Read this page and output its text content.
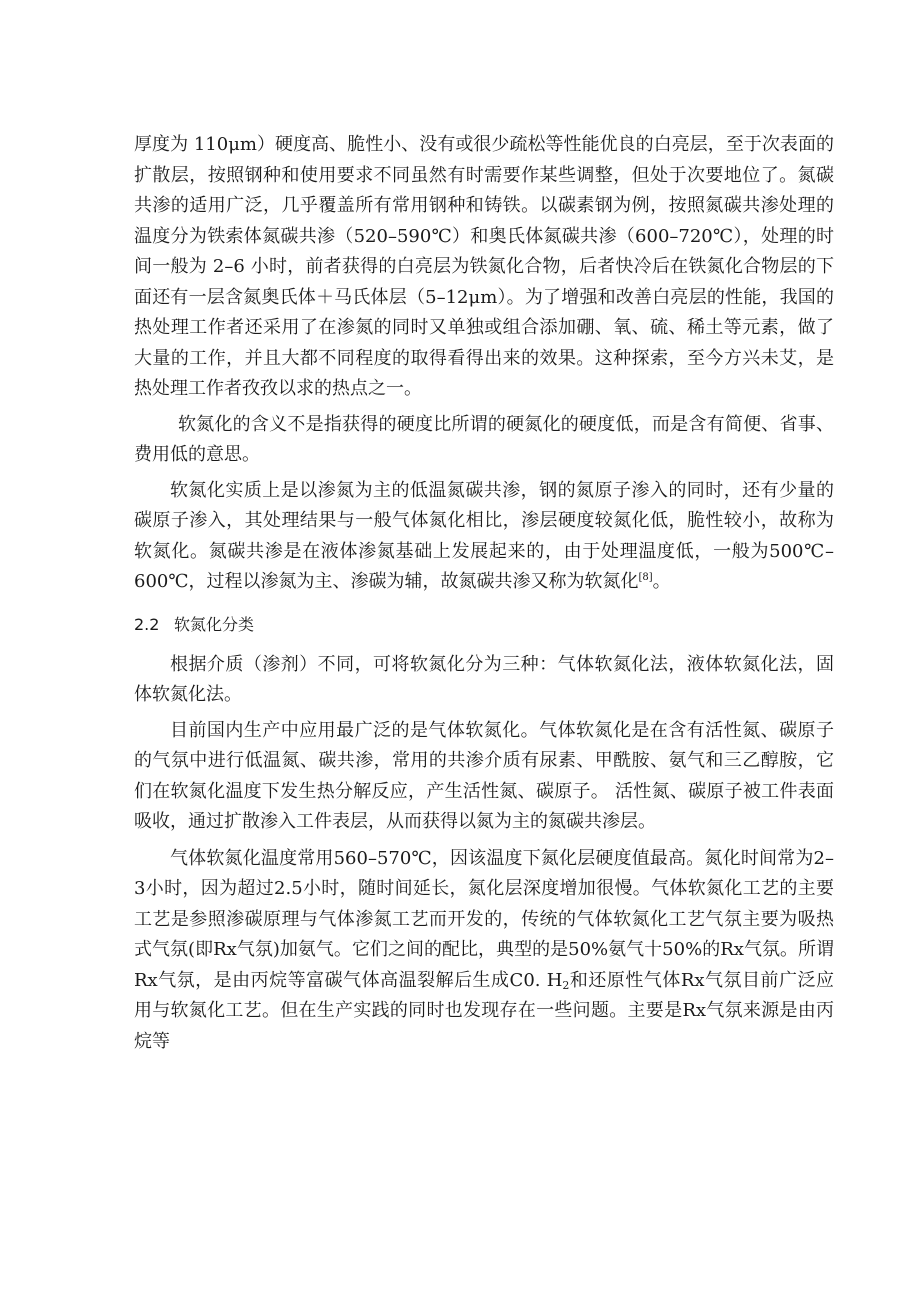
厚度为 110μm）硬度高、脆性小、没有或很少疏松等性能优良的白亮层，至于次表面的扩散层，按照钢种和使用要求不同虽然有时需要作某些调整，但处于次要地位了。氮碳共渗的适用广泛，几乎覆盖所有常用钢种和铸铁。以碳素钢为例，按照氮碳共渗处理的温度分为铁索体氮碳共渗（520–590℃）和奥氏体氮碳共渗（600–720℃），处理的时间一般为 2–6 小时，前者获得的白亮层为铁氮化合物，后者快冷后在铁氮化合物层的下面还有一层含氮奥氏体＋马氏体层（5–12μm）。为了增强和改善白亮层的性能，我国的热处理工作者还采用了在渗氮的同时又单独或组合添加硼、氧、硫、稀土等元素，做了大量的工作，并且大都不同程度的取得看得出来的效果。这种探索，至今方兴未艾，是热处理工作者孜孜以求的热点之一。

软氮化的含义不是指获得的硬度比所谓的硬氮化的硬度低，而是含有简便、省事、费用低的意思。

软氮化实质上是以渗氮为主的低温氮碳共渗，钢的氮原子渗入的同时，还有少量的碳原子渗入，其处理结果与一般气体氮化相比，渗层硬度较氮化低，脆性较小，故称为软氮化。氮碳共渗是在液体渗氮基础上发展起来的，由于处理温度低，一般为500℃–600℃，过程以渗氮为主、渗碳为辅，故氮碳共渗又称为软氮化[8]。

2.2 软氮化分类

根据介质（渗剂）不同，可将软氮化分为三种：气体软氮化法，液体软氮化法，固体软氮化法。

目前国内生产中应用最广泛的是气体软氮化。气体软氮化是在含有活性氮、碳原子的气氛中进行低温氮、碳共渗，常用的共渗介质有尿素、甲酰胺、氨气和三乙醇胺，它们在软氮化温度下发生热分解反应，产生活性氮、碳原子。 活性氮、碳原子被工件表面吸收，通过扩散渗入工件表层，从而获得以氮为主的氮碳共渗层。

气体软氮化温度常用560–570℃，因该温度下氮化层硬度值最高。氮化时间常为2–3小时，因为超过2.5小时，随时间延长，氮化层深度增加很慢。气体软氮化工艺的主要工艺是参照渗碳原理与气体渗氮工艺而开发的，传统的气体软氮化工艺气氛主要为吸热式气氛(即Rx气氛)加氨气。它们之间的配比，典型的是50%氨气十50%的Rx气氛。所谓Rx气氛，是由丙烷等富碳气体高温裂解后生成C0. $H_2$和还原性气体Rx气氛目前广泛应用与软氮化工艺。但在生产实践的同时也发现存在一些问题。主要是Rx气氛来源是由丙烷等
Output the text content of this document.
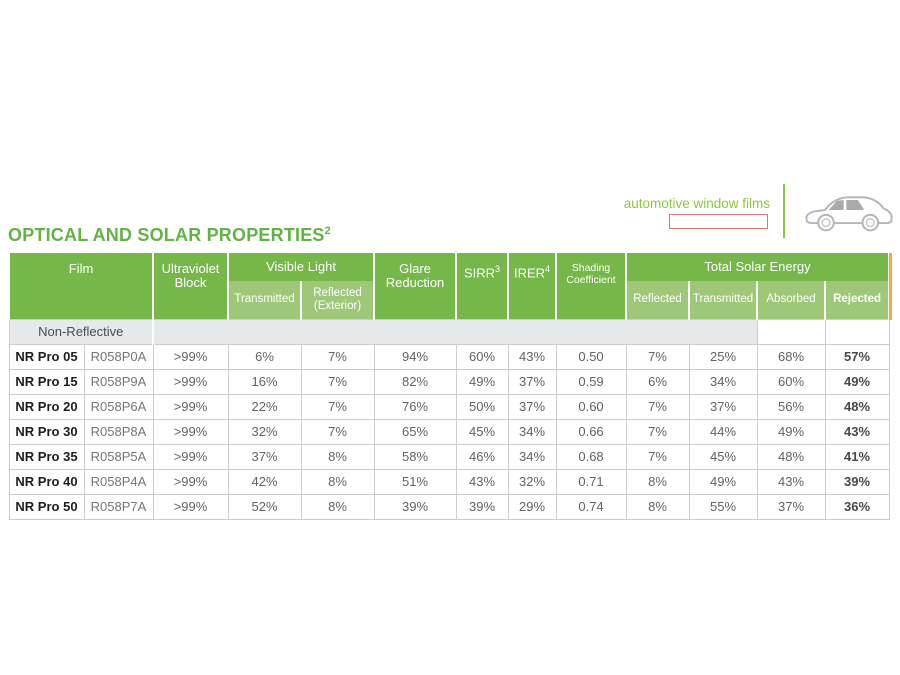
automotive window films
OPTICAL AND SOLAR PROPERTIES$^2$
Film		Ultraviolet Block	Visible Light		Glare Reduction	SIRR$^3$	IRER$^4$	Shading Coefficient	Total Solar Energy			
			Transmitted	Reflected (Exterior)					Reflected	Transmitted	Absorbed	Rejected
Non-Reflective												
NR Pro 05	R058P0A	>99%	6%	7%	94%	60%	43%	0.50	7%	25%	68%	57%
NR Pro 15	R058P9A	>99%	16%	7%	82%	49%	37%	0.59	6%	34%	60%	49%
NR Pro 20	R058P6A	>99%	22%	7%	76%	50%	37%	0.60	7%	37%	56%	48%
NR Pro 30	R058P8A	>99%	32%	7%	65%	45%	34%	0.66	7%	44%	49%	43%
NR Pro 35	R058P5A	>99%	37%	8%	58%	46%	34%	0.68	7%	45%	48%	41%
NR Pro 40	R058P4A	>99%	42%	8%	51%	43%	32%	0.71	8%	49%	43%	39%
NR Pro 50	R058P7A	>99%	52%	8%	39%	39%	29%	0.74	8%	55%	37%	36%
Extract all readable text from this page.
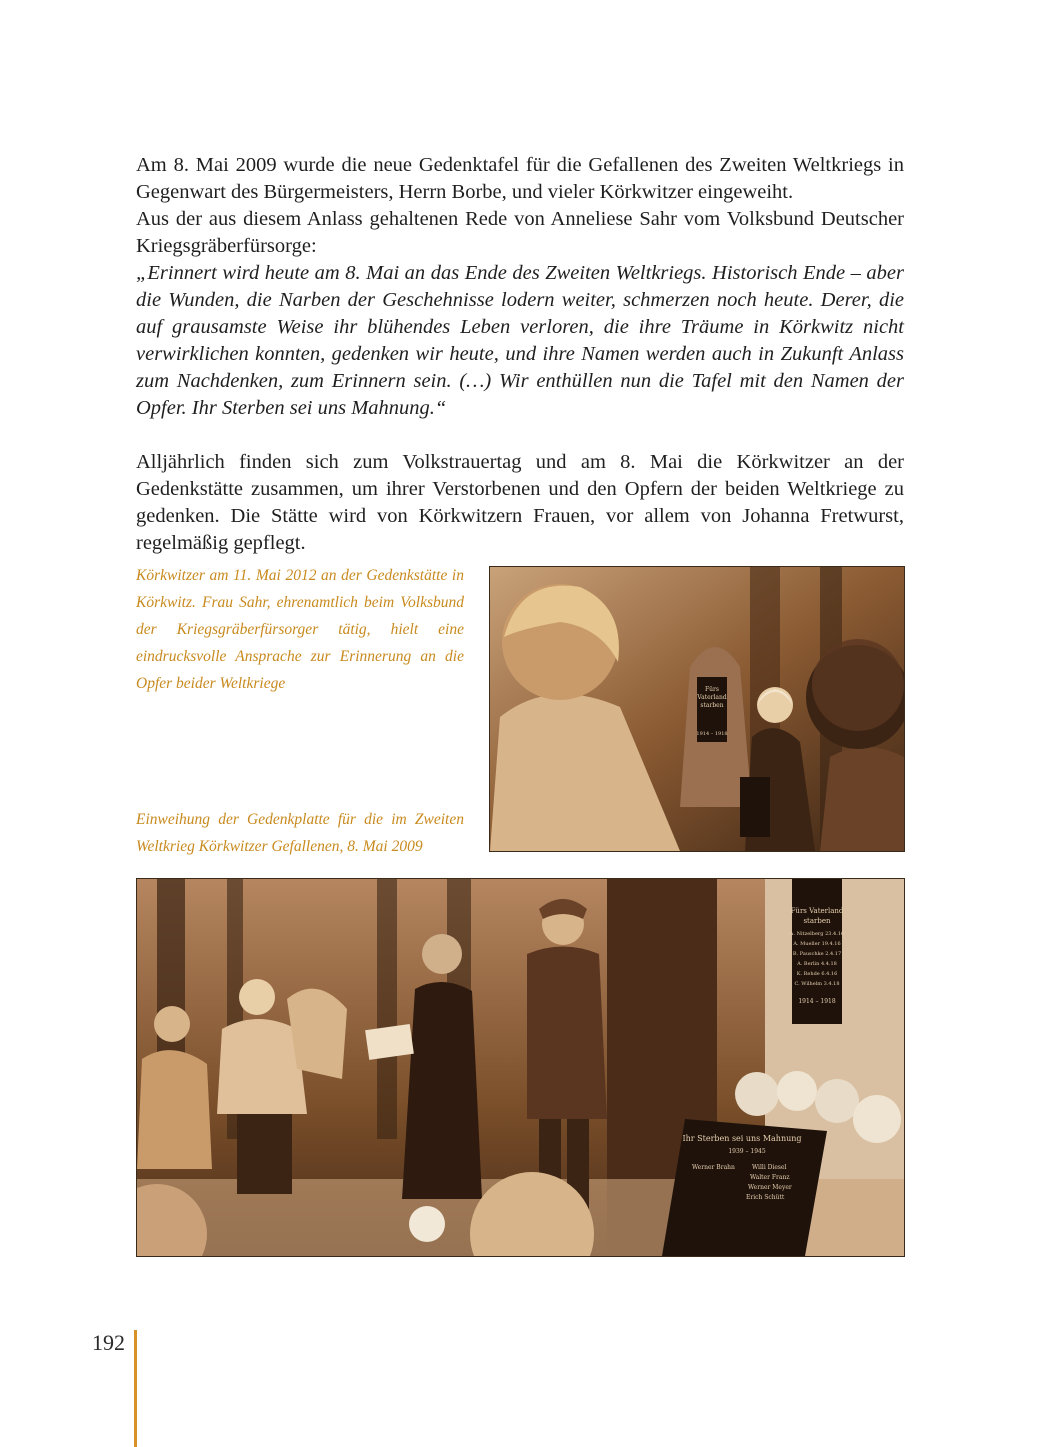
Am 8. Mai 2009 wurde die neue Gedenktafel für die Gefallenen des Zweiten Weltkriegs in Gegenwart des Bürgermeisters, Herrn Borbe, und vieler Körkwitzer eingeweiht.

Aus der aus diesem Anlass gehaltenen Rede von Anneliese Sahr vom Volksbund Deutscher Kriegsgräberfürsorge:

„Erinnert wird heute am 8. Mai an das Ende des Zweiten Weltkriegs. Historisch Ende – aber die Wunden, die Narben der Geschehnisse lodern weiter, schmerzen noch heute. Derer, die auf grausamste Weise ihr blühendes Leben verloren, die ihre Träume in Körkwitz nicht verwirklichen konnten, gedenken wir heute, und ihre Namen werden auch in Zukunft Anlass zum Nachdenken, zum Erinnern sein. (…) Wir enthüllen nun die Tafel mit den Namen der Opfer. Ihr Sterben sei uns Mahnung.“

Alljährlich finden sich zum Volkstrauertag und am 8. Mai die Körkwitzer an der Gedenkstätte zusammen, um ihrer Verstorbenen und den Opfern der beiden Weltkriege zu gedenken. Die Stätte wird von Körkwitzern Frauen, vor allem von Johanna Fretwurst, regelmäßig gepflegt.

Körkwitzer am 11. Mai 2012 an der Gedenkstätte in Körkwitz. Frau Sahr, ehrenamtlich beim Volksbund der Kriegsgräberfürsorger tätig, hielt eine eindrucksvolle Ansprache zur Erinnerung an die Opfer beider Weltkriege
Einweihung der Gedenkplatte für die im Zweiten Weltkrieg Körkwitzer Gefallenen, 8. Mai 2009
Fürs
Vaterland
starben
1914 – 1918
Fürs Vaterland
starben
A. Nitzelberg 23.4.16
A. Mueller 19.4.16
B. Pauschke 2.4.17
A. Berlin 4.4.18
K. Rehde 6.4.16
C. Wilhelm 3.4.18
1914 – 1918
Ihr Sterben sei uns Mahnung
1939 – 1945
Werner Brahn	Willi Diesel
Walter Franz
Werner Meyer
Erich Schütt
192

########################################

:: Written exercise ::
What is the number of lines in this listing that contain the word "Gedenkstätte"? Answer with that number and nothing else.

:: Written answer ::
2